Restate the entries below word for word, omitting nothing.
--- MATERIAL SUPPLIED ---
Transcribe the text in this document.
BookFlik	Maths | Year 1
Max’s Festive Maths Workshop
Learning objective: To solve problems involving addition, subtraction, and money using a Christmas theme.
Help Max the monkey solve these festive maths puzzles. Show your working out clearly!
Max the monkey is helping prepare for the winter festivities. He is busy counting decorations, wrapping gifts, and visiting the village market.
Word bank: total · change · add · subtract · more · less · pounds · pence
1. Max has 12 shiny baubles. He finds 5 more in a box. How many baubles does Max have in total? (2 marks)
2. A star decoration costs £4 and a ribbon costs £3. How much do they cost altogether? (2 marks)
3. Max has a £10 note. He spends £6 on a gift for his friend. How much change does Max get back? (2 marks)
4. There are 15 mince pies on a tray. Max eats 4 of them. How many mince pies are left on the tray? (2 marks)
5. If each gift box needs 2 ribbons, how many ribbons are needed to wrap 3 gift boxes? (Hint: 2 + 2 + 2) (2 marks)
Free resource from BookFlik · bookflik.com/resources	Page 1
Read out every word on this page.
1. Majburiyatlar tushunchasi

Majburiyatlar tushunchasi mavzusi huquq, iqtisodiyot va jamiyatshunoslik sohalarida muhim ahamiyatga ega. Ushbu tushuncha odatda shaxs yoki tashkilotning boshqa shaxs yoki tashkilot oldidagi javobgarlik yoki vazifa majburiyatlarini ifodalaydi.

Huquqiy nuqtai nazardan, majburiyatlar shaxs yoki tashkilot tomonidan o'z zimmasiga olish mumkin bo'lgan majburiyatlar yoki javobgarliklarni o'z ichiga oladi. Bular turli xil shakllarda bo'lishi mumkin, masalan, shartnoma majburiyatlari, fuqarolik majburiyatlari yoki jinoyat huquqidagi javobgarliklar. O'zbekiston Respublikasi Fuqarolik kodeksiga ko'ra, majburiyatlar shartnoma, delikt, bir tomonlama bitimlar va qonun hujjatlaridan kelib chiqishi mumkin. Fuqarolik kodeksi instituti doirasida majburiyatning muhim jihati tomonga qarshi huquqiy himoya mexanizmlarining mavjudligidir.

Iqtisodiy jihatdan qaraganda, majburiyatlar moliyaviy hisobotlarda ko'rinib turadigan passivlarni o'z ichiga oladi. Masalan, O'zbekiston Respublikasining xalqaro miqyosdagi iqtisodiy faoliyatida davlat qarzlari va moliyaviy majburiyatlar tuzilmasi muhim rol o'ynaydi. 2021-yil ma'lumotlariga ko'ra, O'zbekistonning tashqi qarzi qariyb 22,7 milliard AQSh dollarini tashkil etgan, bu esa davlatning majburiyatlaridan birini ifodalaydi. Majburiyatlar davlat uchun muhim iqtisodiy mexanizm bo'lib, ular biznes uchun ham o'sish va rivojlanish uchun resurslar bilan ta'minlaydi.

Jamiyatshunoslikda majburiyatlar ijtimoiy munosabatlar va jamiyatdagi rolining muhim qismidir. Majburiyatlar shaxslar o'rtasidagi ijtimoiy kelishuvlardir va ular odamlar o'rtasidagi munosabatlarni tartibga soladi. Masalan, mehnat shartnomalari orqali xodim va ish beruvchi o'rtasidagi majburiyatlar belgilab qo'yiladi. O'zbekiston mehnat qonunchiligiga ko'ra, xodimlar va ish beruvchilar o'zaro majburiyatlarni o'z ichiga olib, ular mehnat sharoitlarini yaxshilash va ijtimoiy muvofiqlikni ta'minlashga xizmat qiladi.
---
• THE COMPLETED TASK
Transcribe the text in this document.
BookFlik	Maths | Year 1
Max’s Festive Maths Workshop
Learning objective: To solve problems involving addition, subtraction, and money using a Christmas theme.
Help Max the monkey solve these festive maths puzzles. Show your working out clearly!
Max the monkey is helping prepare for the winter festivities. He is busy counting decorations, wrapping gifts, and visiting the village market.
Word bank: total · change · add · subtract · more · less · pounds · pence
1. Max has 12 shiny baubles. He finds 5 more in a box. How many baubles does Max have in total? (2 marks)
2. A star decoration costs £4 and a ribbon costs £3. How much do they cost altogether? (2 marks)
3. Max has a £10 note. He spends £6 on a gift for his friend. How much change does Max get back? (2 marks)
4. There are 15 mince pies on a tray. Max eats 4 of them. How many mince pies are left on the tray? (2 marks)
5. If each gift box needs 2 ribbons, how many ribbons are needed to wrap 3 gift boxes? (Hint: 2 + 2 + 2) (2 marks)
Free resource from BookFlik · bookflik.com/resources	Page 1
Read out every word on this page.
1. Majburiyatlar tushunchasi

Majburiyatlar tushunchasi mavzusi huquq, iqtisodiyot va jamiyatshunoslik sohalarida muhim ahamiyatga ega. Ushbu tushuncha odatda shaxs yoki tashkilotning boshqa shaxs yoki tashkilot oldidagi javobgarlik yoki vazifa majburiyatlarini ifodalaydi.

Huquqiy nuqtai nazardan, majburiyatlar shaxs yoki tashkilot tomonidan o'z zimmasiga olish mumkin bo'lgan majburiyatlar yoki javobgarliklarni o'z ichiga oladi. Bular turli xil shakllarda bo'lishi mumkin, masalan, shartnoma majburiyatlari, fuqarolik majburiyatlari yoki jinoyat huquqidagi javobgarliklar. O'zbekiston Respublikasi Fuqarolik kodeksiga ko'ra, majburiyatlar shartnoma, delikt, bir tomonlama bitimlar va qonun hujjatlaridan kelib chiqishi mumkin. Fuqarolik kodeksi instituti doirasida majburiyatning muhim jihati tomonga qarshi huquqiy himoya mexanizmlarining mavjudligidir.

Iqtisodiy jihatdan qaraganda, majburiyatlar moliyaviy hisobotlarda ko'rinib turadigan passivlarni o'z ichiga oladi. Masalan, O'zbekiston Respublikasining xalqaro miqyosdagi iqtisodiy faoliyatida davlat qarzlari va moliyaviy majburiyatlar tuzilmasi muhim rol o'ynaydi. 2021-yil ma'lumotlariga ko'ra, O'zbekistonning tashqi qarzi qariyb 22,7 milliard AQSh dollarini tashkil etgan, bu esa davlatning majburiyatlaridan birini ifodalaydi. Majburiyatlar davlat uchun muhim iqtisodiy mexanizm bo'lib, ular biznes uchun ham o'sish va rivojlanish uchun resurslar bilan ta'minlaydi.

Jamiyatshunoslikda majburiyatlar ijtimoiy munosabatlar va jamiyatdagi rolining muhim qismidir. Majburiyatlar shaxslar o'rtasidagi ijtimoiy kelishuvlardir va ular odamlar o'rtasidagi munosabatlarni tartibga soladi. Masalan, mehnat shartnomalari orqali xodim va ish beruvchi o'rtasidagi majburiyatlar belgilab qo'yiladi. O'zbekiston mehnat qonunchiligiga ko'ra, xodimlar va ish beruvchilar o'zaro majburiyatlarni o'z ichiga olib, ular mehnat sharoitlarini yaxshilash va ijtimoiy muvofiqlikni ta'minlashga xizmat qiladi.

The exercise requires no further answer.